**WHAT YOU ARE ASKED TO DO**
Every record must appear in your copy exactly as written, with no pictures.

□ □ □ □

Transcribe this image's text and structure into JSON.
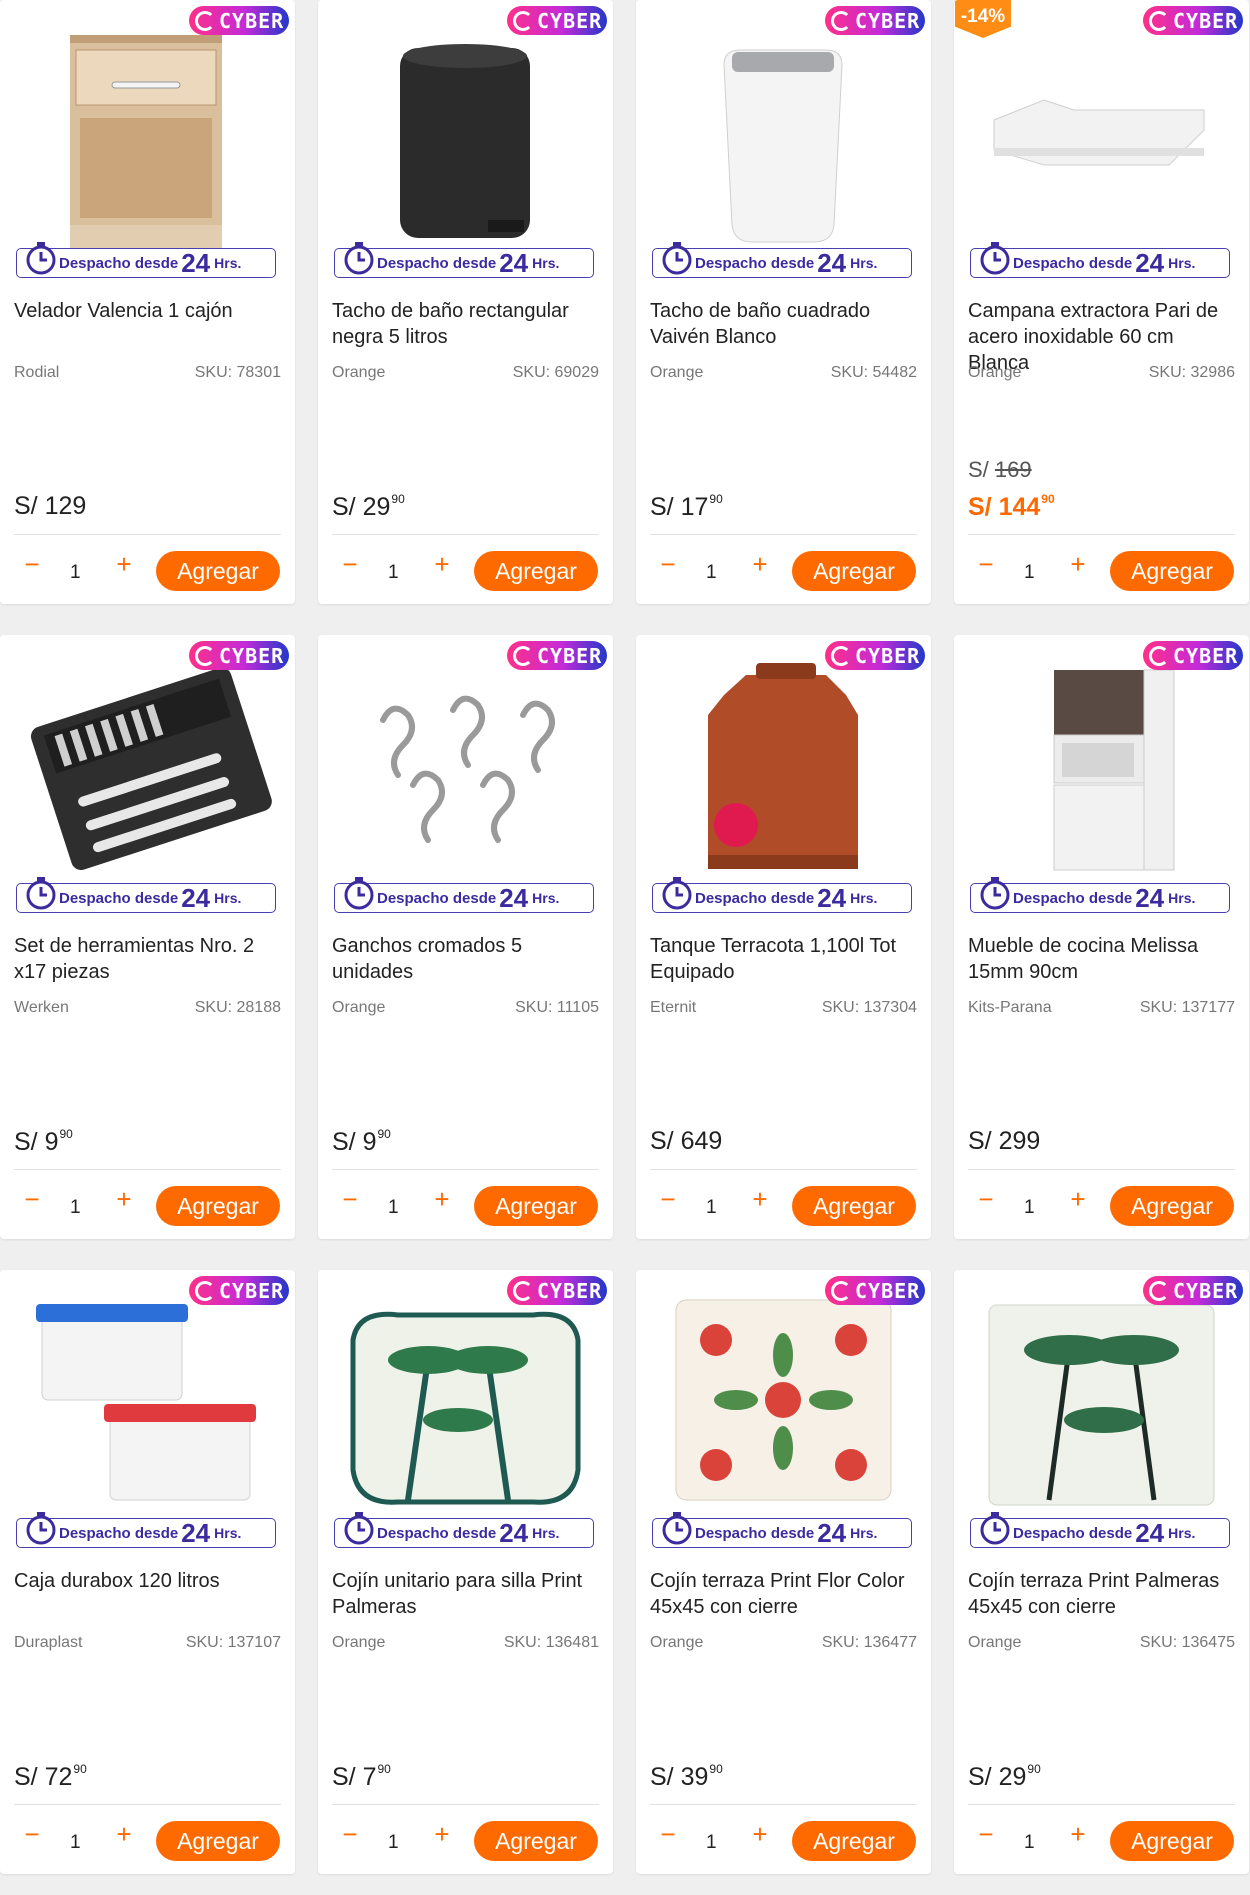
{
  "badge": {
    "cyber_label": "CYBER",
    "despacho_prefix": "Despacho desde",
    "despacho_number": "24",
    "despacho_unit": "Hrs."
  },
  "colors": {
    "accent": "#ff6a00",
    "despacho": "#3b2b9e",
    "cyber_start": "#ff2f88",
    "cyber_end": "#2338c9"
  },
  "labels": {
    "add_button": "Agregar",
    "minus": "−",
    "plus": "+",
    "currency": "S/"
  },
  "products": [
    {
      "title": "Velador Valencia 1 cajón",
      "brand": "Rodial",
      "sku": "SKU: 78301",
      "price_int": "129",
      "price_dec": "",
      "old_price": "",
      "discount": "",
      "qty": "1",
      "image": "nightstand"
    },
    {
      "title": "Tacho de baño rectangular negra 5 litros",
      "brand": "Orange",
      "sku": "SKU: 69029",
      "price_int": "29",
      "price_dec": "90",
      "old_price": "",
      "discount": "",
      "qty": "1",
      "image": "black-bin"
    },
    {
      "title": "Tacho de baño cuadrado Vaivén Blanco",
      "brand": "Orange",
      "sku": "SKU: 54482",
      "price_int": "17",
      "price_dec": "90",
      "old_price": "",
      "discount": "",
      "qty": "1",
      "image": "white-bin"
    },
    {
      "title": "Campana extractora Pari de acero inoxidable 60 cm Blanca",
      "brand": "Orange",
      "sku": "SKU: 32986",
      "price_int": "144",
      "price_dec": "90",
      "old_price": "169",
      "discount": "-14%",
      "qty": "1",
      "image": "range-hood"
    },
    {
      "title": "Set de herramientas Nro. 2 x17 piezas",
      "brand": "Werken",
      "sku": "SKU: 28188",
      "price_int": "9",
      "price_dec": "90",
      "old_price": "",
      "discount": "",
      "qty": "1",
      "image": "tool-case"
    },
    {
      "title": "Ganchos cromados 5 unidades",
      "brand": "Orange",
      "sku": "SKU: 11105",
      "price_int": "9",
      "price_dec": "90",
      "old_price": "",
      "discount": "",
      "qty": "1",
      "image": "s-hooks"
    },
    {
      "title": "Tanque Terracota 1,100l Tot Equipado",
      "brand": "Eternit",
      "sku": "SKU: 137304",
      "price_int": "649",
      "price_dec": "",
      "old_price": "",
      "discount": "",
      "qty": "1",
      "image": "water-tank"
    },
    {
      "title": "Mueble de cocina Melissa 15mm 90cm",
      "brand": "Kits-Parana",
      "sku": "SKU: 137177",
      "price_int": "299",
      "price_dec": "",
      "old_price": "",
      "discount": "",
      "qty": "1",
      "image": "kitchen-cabinet"
    },
    {
      "title": "Caja durabox 120 litros",
      "brand": "Duraplast",
      "sku": "SKU: 137107",
      "price_int": "72",
      "price_dec": "90",
      "old_price": "",
      "discount": "",
      "qty": "1",
      "image": "storage-boxes"
    },
    {
      "title": "Cojín unitario para silla Print Palmeras",
      "brand": "Orange",
      "sku": "SKU: 136481",
      "price_int": "7",
      "price_dec": "90",
      "old_price": "",
      "discount": "",
      "qty": "1",
      "image": "chair-cushion"
    },
    {
      "title": "Cojín terraza Print Flor Color 45x45 con cierre",
      "brand": "Orange",
      "sku": "SKU: 136477",
      "price_int": "39",
      "price_dec": "90",
      "old_price": "",
      "discount": "",
      "qty": "1",
      "image": "floral-cushion"
    },
    {
      "title": "Cojín terraza Print Palmeras 45x45 con cierre",
      "brand": "Orange",
      "sku": "SKU: 136475",
      "price_int": "29",
      "price_dec": "90",
      "old_price": "",
      "discount": "",
      "qty": "1",
      "image": "palm-cushion"
    }
  ]
}
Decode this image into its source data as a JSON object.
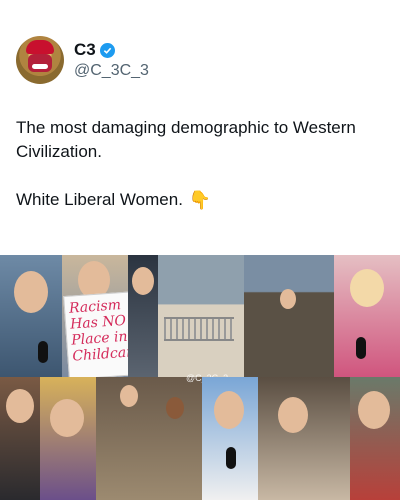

□ □ □ □

**WRITTEN SOLUTION**
Transcribe this image's text and structure into JSON.
{
  "badge": {
    "cyber_label": "CYBER",
    "despacho_prefix": "Despacho desde",
    "despacho_number": "24",
    "despacho_unit": "Hrs."
  },
  "colors": {
    "accent": "#ff6a00",
    "despacho": "#3b2b9e",
    "cyber_start": "#ff2f88",
    "cyber_end": "#2338c9"
  },
  "labels": {
    "add_button": "Agregar",
    "minus": "−",
    "plus": "+",
    "currency": "S/"
  },
  "products": [
    {
      "title": "Velador Valencia 1 cajón",
      "brand": "Rodial",
      "sku": "SKU: 78301",
      "price_int": "129",
      "price_dec": "",
      "old_price": "",
      "discount": "",
      "qty": "1",
      "image": "nightstand"
    },
    {
      "title": "Tacho de baño rectangular negra 5 litros",
      "brand": "Orange",
      "sku": "SKU: 69029",
      "price_int": "29",
      "price_dec": "90",
      "old_price": "",
      "discount": "",
      "qty": "1",
      "image": "black-bin"
    },
    {
      "title": "Tacho de baño cuadrado Vaivén Blanco",
      "brand": "Orange",
      "sku": "SKU: 54482",
      "price_int": "17",
      "price_dec": "90",
      "old_price": "",
      "discount": "",
      "qty": "1",
      "image": "white-bin"
    },
    {
      "title": "Campana extractora Pari de acero inoxidable 60 cm Blanca",
      "brand": "Orange",
      "sku": "SKU: 32986",
      "price_int": "144",
      "price_dec": "90",
      "old_price": "169",
      "discount": "-14%",
      "qty": "1",
      "image": "range-hood"
    },
    {
      "title": "Set de herramientas Nro. 2 x17 piezas",
      "brand": "Werken",
      "sku": "SKU: 28188",
      "price_int": "9",
      "price_dec": "90",
      "old_price": "",
      "discount": "",
      "qty": "1",
      "image": "tool-case"
    },
    {
      "title": "Ganchos cromados 5 unidades",
      "brand": "Orange",
      "sku": "SKU: 11105",
      "price_int": "9",
      "price_dec": "90",
      "old_price": "",
      "discount": "",
      "qty": "1",
      "image": "s-hooks"
    },
    {
      "title": "Tanque Terracota 1,100l Tot Equipado",
      "brand": "Eternit",
      "sku": "SKU: 137304",
      "price_int": "649",
      "price_dec": "",
      "old_price": "",
      "discount": "",
      "qty": "1",
      "image": "water-tank"
    },
    {
      "title": "Mueble de cocina Melissa 15mm 90cm",
      "brand": "Kits-Parana",
      "sku": "SKU: 137177",
      "price_int": "299",
      "price_dec": "",
      "old_price": "",
      "discount": "",
      "qty": "1",
      "image": "kitchen-cabinet"
    },
    {
      "title": "Caja durabox 120 litros",
      "brand": "Duraplast",
      "sku": "SKU: 137107",
      "price_int": "72",
      "price_dec": "90",
      "old_price": "",
      "discount": "",
      "qty": "1",
      "image": "storage-boxes"
    },
    {
      "title": "Cojín unitario para silla Print Palmeras",
      "brand": "Orange",
      "sku": "SKU: 136481",
      "price_int": "7",
      "price_dec": "90",
      "old_price": "",
      "discount": "",
      "qty": "1",
      "image": "chair-cushion"
    },
    {
      "title": "Cojín terraza Print Flor Color 45x45 con cierre",
      "brand": "Orange",
      "sku": "SKU: 136477",
      "price_int": "39",
      "price_dec": "90",
      "old_price": "",
      "discount": "",
      "qty": "1",
      "image": "floral-cushion"
    },
    {
      "title": "Cojín terraza Print Palmeras 45x45 con cierre",
      "brand": "Orange",
      "sku": "SKU: 136475",
      "price_int": "29",
      "price_dec": "90",
      "old_price": "",
      "discount": "",
      "qty": "1",
      "image": "palm-cushion"
    }
  ]
}
Decode this image into its source data as a JSON object.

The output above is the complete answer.